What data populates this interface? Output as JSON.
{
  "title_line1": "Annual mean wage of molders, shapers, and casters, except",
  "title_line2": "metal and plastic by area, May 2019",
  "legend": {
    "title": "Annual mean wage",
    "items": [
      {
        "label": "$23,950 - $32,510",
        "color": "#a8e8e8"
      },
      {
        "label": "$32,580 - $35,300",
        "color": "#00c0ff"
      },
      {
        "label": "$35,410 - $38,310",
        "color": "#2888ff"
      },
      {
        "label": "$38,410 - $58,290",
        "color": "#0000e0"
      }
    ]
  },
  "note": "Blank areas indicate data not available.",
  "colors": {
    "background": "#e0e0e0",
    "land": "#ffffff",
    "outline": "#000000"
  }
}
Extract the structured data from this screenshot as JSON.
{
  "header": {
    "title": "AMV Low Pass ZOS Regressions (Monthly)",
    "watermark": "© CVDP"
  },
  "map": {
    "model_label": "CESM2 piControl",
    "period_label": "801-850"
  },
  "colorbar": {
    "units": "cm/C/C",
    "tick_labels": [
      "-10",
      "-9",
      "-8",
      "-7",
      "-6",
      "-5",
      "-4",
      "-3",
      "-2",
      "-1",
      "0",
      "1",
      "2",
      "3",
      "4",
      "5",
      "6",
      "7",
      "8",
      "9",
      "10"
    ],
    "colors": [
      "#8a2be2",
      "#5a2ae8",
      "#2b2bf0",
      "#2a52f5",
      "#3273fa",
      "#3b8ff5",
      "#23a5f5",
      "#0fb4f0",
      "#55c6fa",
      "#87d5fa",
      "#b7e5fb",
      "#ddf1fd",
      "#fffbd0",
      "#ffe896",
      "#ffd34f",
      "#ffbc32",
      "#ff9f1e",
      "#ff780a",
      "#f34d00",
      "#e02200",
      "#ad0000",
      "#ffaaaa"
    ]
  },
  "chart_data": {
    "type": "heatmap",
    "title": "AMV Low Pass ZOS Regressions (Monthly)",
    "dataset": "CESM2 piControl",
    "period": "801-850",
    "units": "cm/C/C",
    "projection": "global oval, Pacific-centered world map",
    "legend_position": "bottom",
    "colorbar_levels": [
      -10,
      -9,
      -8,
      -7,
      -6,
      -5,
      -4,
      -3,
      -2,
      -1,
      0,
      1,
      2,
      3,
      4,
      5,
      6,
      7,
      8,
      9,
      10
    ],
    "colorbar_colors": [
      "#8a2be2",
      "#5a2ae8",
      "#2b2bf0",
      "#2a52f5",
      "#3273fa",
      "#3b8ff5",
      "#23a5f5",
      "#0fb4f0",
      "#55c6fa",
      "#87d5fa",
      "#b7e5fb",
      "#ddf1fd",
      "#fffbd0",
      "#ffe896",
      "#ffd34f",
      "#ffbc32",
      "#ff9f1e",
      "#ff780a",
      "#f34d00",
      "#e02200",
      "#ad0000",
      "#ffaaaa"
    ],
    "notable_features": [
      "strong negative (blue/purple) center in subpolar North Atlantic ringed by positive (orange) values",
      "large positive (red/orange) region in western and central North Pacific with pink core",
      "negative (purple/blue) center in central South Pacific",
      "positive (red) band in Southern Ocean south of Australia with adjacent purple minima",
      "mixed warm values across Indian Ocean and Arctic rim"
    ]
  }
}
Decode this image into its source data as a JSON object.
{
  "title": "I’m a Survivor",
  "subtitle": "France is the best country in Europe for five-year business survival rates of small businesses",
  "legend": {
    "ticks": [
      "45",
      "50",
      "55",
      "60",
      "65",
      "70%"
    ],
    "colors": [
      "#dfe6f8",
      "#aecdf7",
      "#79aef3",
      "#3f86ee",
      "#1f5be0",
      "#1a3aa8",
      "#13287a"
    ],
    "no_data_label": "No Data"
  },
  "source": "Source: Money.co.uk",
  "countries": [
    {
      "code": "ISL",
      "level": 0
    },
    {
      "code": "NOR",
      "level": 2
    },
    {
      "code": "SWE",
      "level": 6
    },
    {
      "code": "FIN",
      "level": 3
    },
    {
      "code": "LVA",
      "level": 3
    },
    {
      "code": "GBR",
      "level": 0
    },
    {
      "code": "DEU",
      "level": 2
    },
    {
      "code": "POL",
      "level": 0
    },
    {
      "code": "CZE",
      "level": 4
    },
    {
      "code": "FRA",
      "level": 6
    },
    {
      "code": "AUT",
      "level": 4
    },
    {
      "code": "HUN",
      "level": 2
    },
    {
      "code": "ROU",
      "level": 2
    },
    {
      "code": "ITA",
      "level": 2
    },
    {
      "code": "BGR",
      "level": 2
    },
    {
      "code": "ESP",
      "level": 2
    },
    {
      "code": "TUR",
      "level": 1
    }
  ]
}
#####
Exercise prompt:
Write out the records above again, keeping each one identical to the original.

Response for this exercise:
What data populates this interface? Output as JSON.
{
  "title_line1": "Annual mean wage of molders, shapers, and casters, except",
  "title_line2": "metal and plastic by area, May 2019",
  "legend": {
    "title": "Annual mean wage",
    "items": [
      {
        "label": "$23,950 - $32,510",
        "color": "#a8e8e8"
      },
      {
        "label": "$32,580 - $35,300",
        "color": "#00c0ff"
      },
      {
        "label": "$35,410 - $38,310",
        "color": "#2888ff"
      },
      {
        "label": "$38,410 - $58,290",
        "color": "#0000e0"
      }
    ]
  },
  "note": "Blank areas indicate data not available.",
  "colors": {
    "background": "#e0e0e0",
    "land": "#ffffff",
    "outline": "#000000"
  }
}
Extract the structured data from this screenshot as JSON.
{
  "header": {
    "title": "AMV Low Pass ZOS Regressions (Monthly)",
    "watermark": "© CVDP"
  },
  "map": {
    "model_label": "CESM2 piControl",
    "period_label": "801-850"
  },
  "colorbar": {
    "units": "cm/C/C",
    "tick_labels": [
      "-10",
      "-9",
      "-8",
      "-7",
      "-6",
      "-5",
      "-4",
      "-3",
      "-2",
      "-1",
      "0",
      "1",
      "2",
      "3",
      "4",
      "5",
      "6",
      "7",
      "8",
      "9",
      "10"
    ],
    "colors": [
      "#8a2be2",
      "#5a2ae8",
      "#2b2bf0",
      "#2a52f5",
      "#3273fa",
      "#3b8ff5",
      "#23a5f5",
      "#0fb4f0",
      "#55c6fa",
      "#87d5fa",
      "#b7e5fb",
      "#ddf1fd",
      "#fffbd0",
      "#ffe896",
      "#ffd34f",
      "#ffbc32",
      "#ff9f1e",
      "#ff780a",
      "#f34d00",
      "#e02200",
      "#ad0000",
      "#ffaaaa"
    ]
  },
  "chart_data": {
    "type": "heatmap",
    "title": "AMV Low Pass ZOS Regressions (Monthly)",
    "dataset": "CESM2 piControl",
    "period": "801-850",
    "units": "cm/C/C",
    "projection": "global oval, Pacific-centered world map",
    "legend_position": "bottom",
    "colorbar_levels": [
      -10,
      -9,
      -8,
      -7,
      -6,
      -5,
      -4,
      -3,
      -2,
      -1,
      0,
      1,
      2,
      3,
      4,
      5,
      6,
      7,
      8,
      9,
      10
    ],
    "colorbar_colors": [
      "#8a2be2",
      "#5a2ae8",
      "#2b2bf0",
      "#2a52f5",
      "#3273fa",
      "#3b8ff5",
      "#23a5f5",
      "#0fb4f0",
      "#55c6fa",
      "#87d5fa",
      "#b7e5fb",
      "#ddf1fd",
      "#fffbd0",
      "#ffe896",
      "#ffd34f",
      "#ffbc32",
      "#ff9f1e",
      "#ff780a",
      "#f34d00",
      "#e02200",
      "#ad0000",
      "#ffaaaa"
    ],
    "notable_features": [
      "strong negative (blue/purple) center in subpolar North Atlantic ringed by positive (orange) values",
      "large positive (red/orange) region in western and central North Pacific with pink core",
      "negative (purple/blue) center in central South Pacific",
      "positive (red) band in Southern Ocean south of Australia with adjacent purple minima",
      "mixed warm values across Indian Ocean and Arctic rim"
    ]
  }
}
Decode this image into its source data as a JSON object.
{
  "title": "I’m a Survivor",
  "subtitle": "France is the best country in Europe for five-year business survival rates of small businesses",
  "legend": {
    "ticks": [
      "45",
      "50",
      "55",
      "60",
      "65",
      "70%"
    ],
    "colors": [
      "#dfe6f8",
      "#aecdf7",
      "#79aef3",
      "#3f86ee",
      "#1f5be0",
      "#1a3aa8",
      "#13287a"
    ],
    "no_data_label": "No Data"
  },
  "source": "Source: Money.co.uk",
  "countries": [
    {
      "code": "ISL",
      "level": 0
    },
    {
      "code": "NOR",
      "level": 2
    },
    {
      "code": "SWE",
      "level": 6
    },
    {
      "code": "FIN",
      "level": 3
    },
    {
      "code": "LVA",
      "level": 3
    },
    {
      "code": "GBR",
      "level": 0
    },
    {
      "code": "DEU",
      "level": 2
    },
    {
      "code": "POL",
      "level": 0
    },
    {
      "code": "CZE",
      "level": 4
    },
    {
      "code": "FRA",
      "level": 6
    },
    {
      "code": "AUT",
      "level": 4
    },
    {
      "code": "HUN",
      "level": 2
    },
    {
      "code": "ROU",
      "level": 2
    },
    {
      "code": "ITA",
      "level": 2
    },
    {
      "code": "BGR",
      "level": 2
    },
    {
      "code": "ESP",
      "level": 2
    },
    {
      "code": "TUR",
      "level": 1
    }
  ]
}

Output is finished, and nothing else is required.